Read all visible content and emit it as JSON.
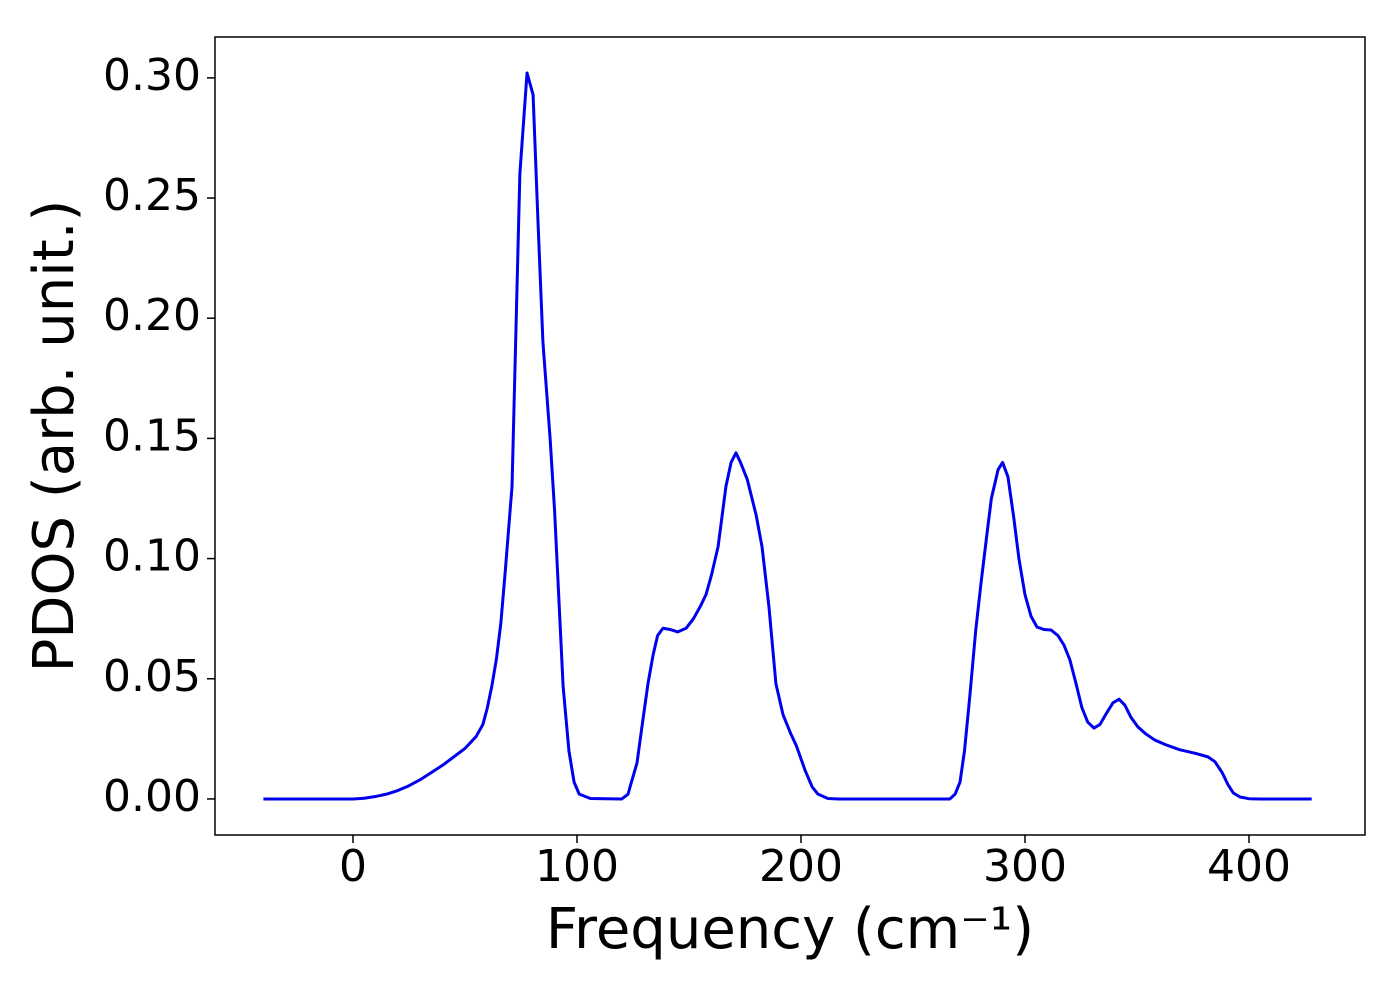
{
  "chart_data": {
    "type": "line",
    "xlabel": "Frequency (cm⁻¹)",
    "ylabel": "PDOS (arb. unit.)",
    "xlim": [
      -61.6,
      451.8
    ],
    "ylim": [
      -0.015,
      0.317
    ],
    "xticks": [
      0,
      100,
      200,
      300,
      400
    ],
    "yticks": [
      {
        "value": 0,
        "label": "0.00"
      },
      {
        "value": 0.05,
        "label": "0.05"
      },
      {
        "value": 0.1,
        "label": "0.10"
      },
      {
        "value": 0.15,
        "label": "0.15"
      },
      {
        "value": 0.2,
        "label": "0.20"
      },
      {
        "value": 0.25,
        "label": "0.25"
      },
      {
        "value": 0.3,
        "label": "0.30"
      }
    ],
    "grid": false,
    "series": [
      {
        "color": "#0000ee",
        "x": [
          -40,
          0,
          5,
          10,
          15,
          20,
          25,
          30,
          35,
          40,
          45,
          50,
          55,
          58,
          60,
          62,
          64,
          66,
          68,
          71,
          74.5,
          77.7,
          80.4,
          82.6,
          84.8,
          88,
          90,
          93.8,
          96.4,
          98.7,
          101,
          106,
          120,
          122.8,
          124,
          126.8,
          129,
          131.7,
          134,
          136,
          138.4,
          141.5,
          145,
          148.7,
          152,
          155,
          157.6,
          160,
          163,
          166.5,
          168.8,
          171,
          173,
          176,
          180,
          182.6,
          185.7,
          188.8,
          192,
          195.5,
          198,
          201.8,
          205,
          207.6,
          212,
          217,
          266.5,
          268.8,
          271,
          273,
          275.4,
          278,
          280.4,
          283,
          285,
          288,
          290,
          292.4,
          295,
          297.3,
          300,
          302.7,
          305.4,
          308.5,
          311.6,
          314.7,
          317.4,
          320,
          322.8,
          325.4,
          328,
          330.8,
          333.5,
          336.6,
          339.3,
          342,
          344.6,
          347.3,
          350.4,
          354,
          358,
          363,
          369,
          376,
          381.7,
          384.8,
          388,
          390.6,
          393,
          396,
          400,
          405,
          428
        ],
        "values": [
          0,
          0,
          0.0003,
          0.001,
          0.002,
          0.0035,
          0.0055,
          0.008,
          0.011,
          0.014,
          0.0175,
          0.021,
          0.026,
          0.031,
          0.038,
          0.047,
          0.058,
          0.073,
          0.095,
          0.13,
          0.26,
          0.302,
          0.293,
          0.24,
          0.19,
          0.15,
          0.12,
          0.047,
          0.02,
          0.007,
          0.002,
          0.0002,
          0,
          0.002,
          0.006,
          0.015,
          0.03,
          0.048,
          0.06,
          0.068,
          0.071,
          0.0705,
          0.0695,
          0.071,
          0.075,
          0.08,
          0.085,
          0.093,
          0.105,
          0.13,
          0.14,
          0.144,
          0.14,
          0.133,
          0.118,
          0.105,
          0.08,
          0.048,
          0.035,
          0.027,
          0.022,
          0.012,
          0.005,
          0.002,
          0.0002,
          0,
          0,
          0.002,
          0.007,
          0.02,
          0.043,
          0.07,
          0.09,
          0.11,
          0.125,
          0.137,
          0.14,
          0.134,
          0.117,
          0.1,
          0.085,
          0.076,
          0.0715,
          0.0705,
          0.0703,
          0.068,
          0.064,
          0.058,
          0.048,
          0.038,
          0.032,
          0.0295,
          0.031,
          0.036,
          0.04,
          0.0415,
          0.039,
          0.034,
          0.03,
          0.027,
          0.0245,
          0.0225,
          0.0205,
          0.019,
          0.0175,
          0.0155,
          0.011,
          0.006,
          0.0025,
          0.0008,
          0.0001,
          0,
          0
        ]
      }
    ]
  }
}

-------

**TASK GOAL:** Repeat the entries exactly. Pictures are excluded from the copy.

**THE REPLY:**
Read all visible content and emit it as JSON.
{
  "chart_data": {
    "type": "line",
    "xlabel": "Frequency (cm⁻¹)",
    "ylabel": "PDOS (arb. unit.)",
    "xlim": [
      -61.6,
      451.8
    ],
    "ylim": [
      -0.015,
      0.317
    ],
    "xticks": [
      0,
      100,
      200,
      300,
      400
    ],
    "yticks": [
      {
        "value": 0,
        "label": "0.00"
      },
      {
        "value": 0.05,
        "label": "0.05"
      },
      {
        "value": 0.1,
        "label": "0.10"
      },
      {
        "value": 0.15,
        "label": "0.15"
      },
      {
        "value": 0.2,
        "label": "0.20"
      },
      {
        "value": 0.25,
        "label": "0.25"
      },
      {
        "value": 0.3,
        "label": "0.30"
      }
    ],
    "grid": false,
    "series": [
      {
        "color": "#0000ee",
        "x": [
          -40,
          0,
          5,
          10,
          15,
          20,
          25,
          30,
          35,
          40,
          45,
          50,
          55,
          58,
          60,
          62,
          64,
          66,
          68,
          71,
          74.5,
          77.7,
          80.4,
          82.6,
          84.8,
          88,
          90,
          93.8,
          96.4,
          98.7,
          101,
          106,
          120,
          122.8,
          124,
          126.8,
          129,
          131.7,
          134,
          136,
          138.4,
          141.5,
          145,
          148.7,
          152,
          155,
          157.6,
          160,
          163,
          166.5,
          168.8,
          171,
          173,
          176,
          180,
          182.6,
          185.7,
          188.8,
          192,
          195.5,
          198,
          201.8,
          205,
          207.6,
          212,
          217,
          266.5,
          268.8,
          271,
          273,
          275.4,
          278,
          280.4,
          283,
          285,
          288,
          290,
          292.4,
          295,
          297.3,
          300,
          302.7,
          305.4,
          308.5,
          311.6,
          314.7,
          317.4,
          320,
          322.8,
          325.4,
          328,
          330.8,
          333.5,
          336.6,
          339.3,
          342,
          344.6,
          347.3,
          350.4,
          354,
          358,
          363,
          369,
          376,
          381.7,
          384.8,
          388,
          390.6,
          393,
          396,
          400,
          405,
          428
        ],
        "values": [
          0,
          0,
          0.0003,
          0.001,
          0.002,
          0.0035,
          0.0055,
          0.008,
          0.011,
          0.014,
          0.0175,
          0.021,
          0.026,
          0.031,
          0.038,
          0.047,
          0.058,
          0.073,
          0.095,
          0.13,
          0.26,
          0.302,
          0.293,
          0.24,
          0.19,
          0.15,
          0.12,
          0.047,
          0.02,
          0.007,
          0.002,
          0.0002,
          0,
          0.002,
          0.006,
          0.015,
          0.03,
          0.048,
          0.06,
          0.068,
          0.071,
          0.0705,
          0.0695,
          0.071,
          0.075,
          0.08,
          0.085,
          0.093,
          0.105,
          0.13,
          0.14,
          0.144,
          0.14,
          0.133,
          0.118,
          0.105,
          0.08,
          0.048,
          0.035,
          0.027,
          0.022,
          0.012,
          0.005,
          0.002,
          0.0002,
          0,
          0,
          0.002,
          0.007,
          0.02,
          0.043,
          0.07,
          0.09,
          0.11,
          0.125,
          0.137,
          0.14,
          0.134,
          0.117,
          0.1,
          0.085,
          0.076,
          0.0715,
          0.0705,
          0.0703,
          0.068,
          0.064,
          0.058,
          0.048,
          0.038,
          0.032,
          0.0295,
          0.031,
          0.036,
          0.04,
          0.0415,
          0.039,
          0.034,
          0.03,
          0.027,
          0.0245,
          0.0225,
          0.0205,
          0.019,
          0.0175,
          0.0155,
          0.011,
          0.006,
          0.0025,
          0.0008,
          0.0001,
          0,
          0
        ]
      }
    ]
  }
}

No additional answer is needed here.